== Do this ==
From the entries that follow, extract each line holding the string "average".

# START OF Input rows

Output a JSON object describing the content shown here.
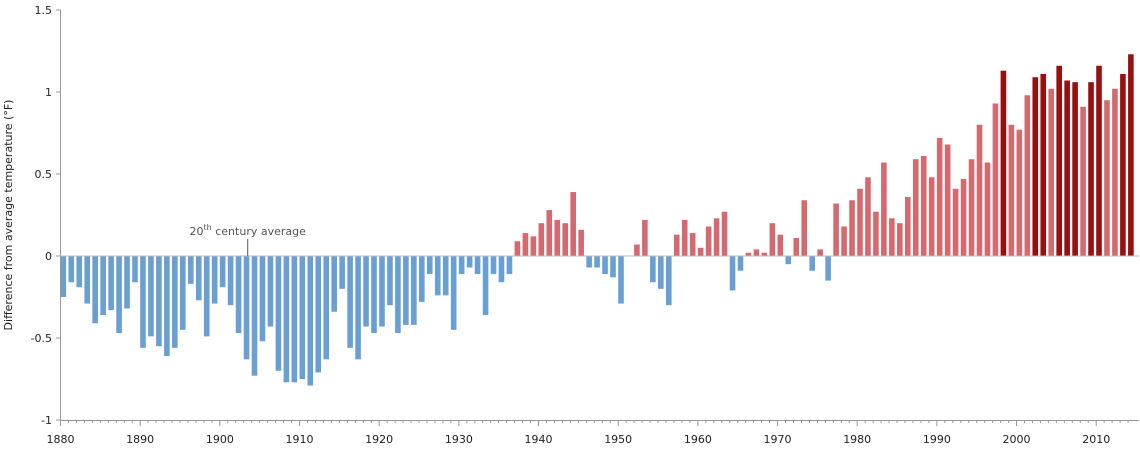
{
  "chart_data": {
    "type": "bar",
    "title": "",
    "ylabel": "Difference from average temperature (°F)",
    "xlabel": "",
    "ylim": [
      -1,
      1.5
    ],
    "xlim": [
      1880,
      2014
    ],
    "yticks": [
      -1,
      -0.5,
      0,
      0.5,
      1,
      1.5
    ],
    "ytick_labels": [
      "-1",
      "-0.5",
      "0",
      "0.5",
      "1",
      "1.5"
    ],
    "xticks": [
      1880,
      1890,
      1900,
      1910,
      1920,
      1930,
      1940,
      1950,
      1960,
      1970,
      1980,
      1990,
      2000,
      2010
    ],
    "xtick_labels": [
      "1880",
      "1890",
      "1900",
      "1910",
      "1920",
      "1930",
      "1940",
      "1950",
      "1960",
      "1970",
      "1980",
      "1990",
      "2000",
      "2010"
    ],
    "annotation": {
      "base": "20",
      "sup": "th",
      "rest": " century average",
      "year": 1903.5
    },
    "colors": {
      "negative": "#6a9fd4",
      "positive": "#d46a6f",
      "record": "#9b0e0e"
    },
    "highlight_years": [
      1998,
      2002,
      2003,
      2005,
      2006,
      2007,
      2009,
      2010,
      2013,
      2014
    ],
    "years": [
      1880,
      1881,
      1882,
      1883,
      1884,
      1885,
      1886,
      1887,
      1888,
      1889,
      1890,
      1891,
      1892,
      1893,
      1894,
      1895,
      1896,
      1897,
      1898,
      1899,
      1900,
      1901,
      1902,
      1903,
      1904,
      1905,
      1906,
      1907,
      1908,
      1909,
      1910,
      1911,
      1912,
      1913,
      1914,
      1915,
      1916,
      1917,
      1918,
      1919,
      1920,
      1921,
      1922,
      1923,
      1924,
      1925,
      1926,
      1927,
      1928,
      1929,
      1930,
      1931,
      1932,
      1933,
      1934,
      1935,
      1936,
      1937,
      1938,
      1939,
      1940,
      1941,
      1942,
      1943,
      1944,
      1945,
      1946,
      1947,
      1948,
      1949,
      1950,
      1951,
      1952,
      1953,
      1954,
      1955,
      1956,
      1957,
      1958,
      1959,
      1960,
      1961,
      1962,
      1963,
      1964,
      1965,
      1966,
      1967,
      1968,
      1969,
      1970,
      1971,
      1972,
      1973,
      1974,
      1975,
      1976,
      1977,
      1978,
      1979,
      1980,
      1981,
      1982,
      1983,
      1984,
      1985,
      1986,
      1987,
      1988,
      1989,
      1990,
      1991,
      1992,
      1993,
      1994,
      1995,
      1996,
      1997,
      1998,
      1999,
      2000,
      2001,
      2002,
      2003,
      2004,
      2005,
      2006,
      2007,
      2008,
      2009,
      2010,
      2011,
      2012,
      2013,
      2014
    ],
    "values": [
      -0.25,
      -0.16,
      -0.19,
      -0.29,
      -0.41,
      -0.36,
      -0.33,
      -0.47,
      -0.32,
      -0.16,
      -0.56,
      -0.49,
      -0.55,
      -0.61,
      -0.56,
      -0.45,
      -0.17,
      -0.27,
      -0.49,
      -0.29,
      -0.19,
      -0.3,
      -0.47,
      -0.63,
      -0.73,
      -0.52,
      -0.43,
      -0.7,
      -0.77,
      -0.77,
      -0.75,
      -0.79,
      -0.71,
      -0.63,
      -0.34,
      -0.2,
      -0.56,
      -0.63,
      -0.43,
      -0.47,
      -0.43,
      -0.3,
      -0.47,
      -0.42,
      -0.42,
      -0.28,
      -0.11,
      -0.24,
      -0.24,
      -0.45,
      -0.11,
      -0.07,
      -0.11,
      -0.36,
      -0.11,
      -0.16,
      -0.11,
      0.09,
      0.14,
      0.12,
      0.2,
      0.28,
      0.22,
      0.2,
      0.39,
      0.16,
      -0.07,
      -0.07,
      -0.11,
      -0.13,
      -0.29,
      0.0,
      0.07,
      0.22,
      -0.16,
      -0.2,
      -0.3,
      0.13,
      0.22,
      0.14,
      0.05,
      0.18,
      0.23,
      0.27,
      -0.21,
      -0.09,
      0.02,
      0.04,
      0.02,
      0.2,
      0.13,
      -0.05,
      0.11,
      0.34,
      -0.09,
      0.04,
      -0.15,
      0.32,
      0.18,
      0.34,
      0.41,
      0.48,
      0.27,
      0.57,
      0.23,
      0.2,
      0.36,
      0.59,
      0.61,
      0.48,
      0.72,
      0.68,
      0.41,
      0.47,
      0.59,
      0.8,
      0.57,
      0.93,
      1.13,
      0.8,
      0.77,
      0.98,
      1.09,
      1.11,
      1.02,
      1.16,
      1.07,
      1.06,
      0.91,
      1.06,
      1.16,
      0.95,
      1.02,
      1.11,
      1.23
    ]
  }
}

# END OF Input rows

== Output for this exercise ==
    "ylabel": "Difference from average temperature (°F)",
      "rest": " century average",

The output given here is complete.